▶ [Goal]:
Recast every line of the data below as a Markdown table with the columns "Row" and "Entry", one line per row and blank lines omitted.

▶ [Material]:
■ ■ ■ ■
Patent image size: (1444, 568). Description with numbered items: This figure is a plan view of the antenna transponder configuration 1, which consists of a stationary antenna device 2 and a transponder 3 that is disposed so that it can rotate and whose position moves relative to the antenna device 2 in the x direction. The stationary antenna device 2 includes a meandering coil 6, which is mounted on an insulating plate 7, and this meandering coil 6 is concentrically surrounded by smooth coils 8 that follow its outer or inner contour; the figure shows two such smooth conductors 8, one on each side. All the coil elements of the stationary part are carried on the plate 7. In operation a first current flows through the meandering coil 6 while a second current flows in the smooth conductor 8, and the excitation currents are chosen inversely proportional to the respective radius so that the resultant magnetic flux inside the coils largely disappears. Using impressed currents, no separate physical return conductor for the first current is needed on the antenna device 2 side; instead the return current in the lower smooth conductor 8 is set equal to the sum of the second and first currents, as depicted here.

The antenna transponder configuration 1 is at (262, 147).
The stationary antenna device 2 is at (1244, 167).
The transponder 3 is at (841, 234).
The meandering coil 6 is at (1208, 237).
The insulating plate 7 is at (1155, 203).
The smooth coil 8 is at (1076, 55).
■ ■ ■ ■
▶ [Task solution]:
| Row | Entry |
|---|---|
| 1 | Patent image size: (1444, 568). Description with numbered items: This figure is a plan view of the antenna transponder configuration 1, which consists of a stationary antenna device 2 and a transponder 3 that is disposed so that it can rotate and whose position moves relative to the antenna device 2 in the x direction. The stationary antenna device 2 includes a meandering coil 6, which is mounted on an insulating plate 7, and this meandering coil 6 is concentrically surrounded by smooth coils 8 that follow its outer or inner contour; the figure shows two such smooth conductors 8, one on each side. All the coil elements of the stationary part are carried on the plate 7. In operation a first current flows through the meandering coil 6 while a second current flows in the smooth conductor 8, and the excitation currents are chosen inversely proportional to the respective radius so that the resultant magnetic flux inside the coils largely disappears. Using impressed currents, no separate physical return conductor for the first current is needed on the antenna device 2 side; instead the return current in the lower smooth conductor 8 is set equal to the sum of the second and first currents, as depicted here. |
| 2 | The antenna transponder configuration 1 is at (262, 147). |
| 3 | The stationary antenna device 2 is at (1244, 167). |
| 4 | The transponder 3 is at (841, 234). |
| 5 | The meandering coil 6 is at (1208, 237). |
| 6 | The insulating plate 7 is at (1155, 203). |
| 7 | The smooth coil 8 is at (1076, 55). |